Records that describe figures
--------------------------------
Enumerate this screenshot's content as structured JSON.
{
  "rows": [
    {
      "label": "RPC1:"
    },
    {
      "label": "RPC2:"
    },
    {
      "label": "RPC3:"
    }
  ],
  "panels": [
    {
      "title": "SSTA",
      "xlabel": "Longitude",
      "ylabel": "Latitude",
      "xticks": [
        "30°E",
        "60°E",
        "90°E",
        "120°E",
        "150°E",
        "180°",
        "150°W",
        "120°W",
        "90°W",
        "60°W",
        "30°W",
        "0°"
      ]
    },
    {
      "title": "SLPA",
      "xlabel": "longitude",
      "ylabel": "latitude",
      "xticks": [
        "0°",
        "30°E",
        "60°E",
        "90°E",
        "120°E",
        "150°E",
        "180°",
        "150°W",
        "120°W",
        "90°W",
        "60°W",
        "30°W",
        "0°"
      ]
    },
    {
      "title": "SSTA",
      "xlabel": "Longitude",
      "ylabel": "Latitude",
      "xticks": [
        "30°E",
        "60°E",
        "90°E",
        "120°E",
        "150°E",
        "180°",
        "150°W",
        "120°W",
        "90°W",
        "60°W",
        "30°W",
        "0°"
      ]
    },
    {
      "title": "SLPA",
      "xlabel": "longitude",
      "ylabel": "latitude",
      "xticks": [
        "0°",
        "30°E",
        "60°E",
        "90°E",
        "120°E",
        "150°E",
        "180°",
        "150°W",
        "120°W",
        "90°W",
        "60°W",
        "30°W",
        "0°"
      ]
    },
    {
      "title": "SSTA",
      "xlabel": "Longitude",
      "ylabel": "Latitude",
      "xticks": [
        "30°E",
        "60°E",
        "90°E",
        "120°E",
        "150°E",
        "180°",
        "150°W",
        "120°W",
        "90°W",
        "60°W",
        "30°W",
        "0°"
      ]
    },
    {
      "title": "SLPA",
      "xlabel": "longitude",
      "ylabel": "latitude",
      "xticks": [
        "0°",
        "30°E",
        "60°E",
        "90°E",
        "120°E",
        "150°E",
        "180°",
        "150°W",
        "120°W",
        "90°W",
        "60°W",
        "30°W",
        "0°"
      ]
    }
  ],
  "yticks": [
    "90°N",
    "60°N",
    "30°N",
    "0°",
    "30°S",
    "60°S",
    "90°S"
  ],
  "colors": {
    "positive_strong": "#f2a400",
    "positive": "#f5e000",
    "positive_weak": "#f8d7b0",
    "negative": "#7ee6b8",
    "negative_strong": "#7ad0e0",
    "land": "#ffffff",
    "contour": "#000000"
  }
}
--------------------------------
What to work on: Give the complete listing a second time, exactly as it reads.

Solution for this task:
Enumerate this screenshot's content as structured JSON.
{
  "rows": [
    {
      "label": "RPC1:"
    },
    {
      "label": "RPC2:"
    },
    {
      "label": "RPC3:"
    }
  ],
  "panels": [
    {
      "title": "SSTA",
      "xlabel": "Longitude",
      "ylabel": "Latitude",
      "xticks": [
        "30°E",
        "60°E",
        "90°E",
        "120°E",
        "150°E",
        "180°",
        "150°W",
        "120°W",
        "90°W",
        "60°W",
        "30°W",
        "0°"
      ]
    },
    {
      "title": "SLPA",
      "xlabel": "longitude",
      "ylabel": "latitude",
      "xticks": [
        "0°",
        "30°E",
        "60°E",
        "90°E",
        "120°E",
        "150°E",
        "180°",
        "150°W",
        "120°W",
        "90°W",
        "60°W",
        "30°W",
        "0°"
      ]
    },
    {
      "title": "SSTA",
      "xlabel": "Longitude",
      "ylabel": "Latitude",
      "xticks": [
        "30°E",
        "60°E",
        "90°E",
        "120°E",
        "150°E",
        "180°",
        "150°W",
        "120°W",
        "90°W",
        "60°W",
        "30°W",
        "0°"
      ]
    },
    {
      "title": "SLPA",
      "xlabel": "longitude",
      "ylabel": "latitude",
      "xticks": [
        "0°",
        "30°E",
        "60°E",
        "90°E",
        "120°E",
        "150°E",
        "180°",
        "150°W",
        "120°W",
        "90°W",
        "60°W",
        "30°W",
        "0°"
      ]
    },
    {
      "title": "SSTA",
      "xlabel": "Longitude",
      "ylabel": "Latitude",
      "xticks": [
        "30°E",
        "60°E",
        "90°E",
        "120°E",
        "150°E",
        "180°",
        "150°W",
        "120°W",
        "90°W",
        "60°W",
        "30°W",
        "0°"
      ]
    },
    {
      "title": "SLPA",
      "xlabel": "longitude",
      "ylabel": "latitude",
      "xticks": [
        "0°",
        "30°E",
        "60°E",
        "90°E",
        "120°E",
        "150°E",
        "180°",
        "150°W",
        "120°W",
        "90°W",
        "60°W",
        "30°W",
        "0°"
      ]
    }
  ],
  "yticks": [
    "90°N",
    "60°N",
    "30°N",
    "0°",
    "30°S",
    "60°S",
    "90°S"
  ],
  "colors": {
    "positive_strong": "#f2a400",
    "positive": "#f5e000",
    "positive_weak": "#f8d7b0",
    "negative": "#7ee6b8",
    "negative_strong": "#7ad0e0",
    "land": "#ffffff",
    "contour": "#000000"
  }
}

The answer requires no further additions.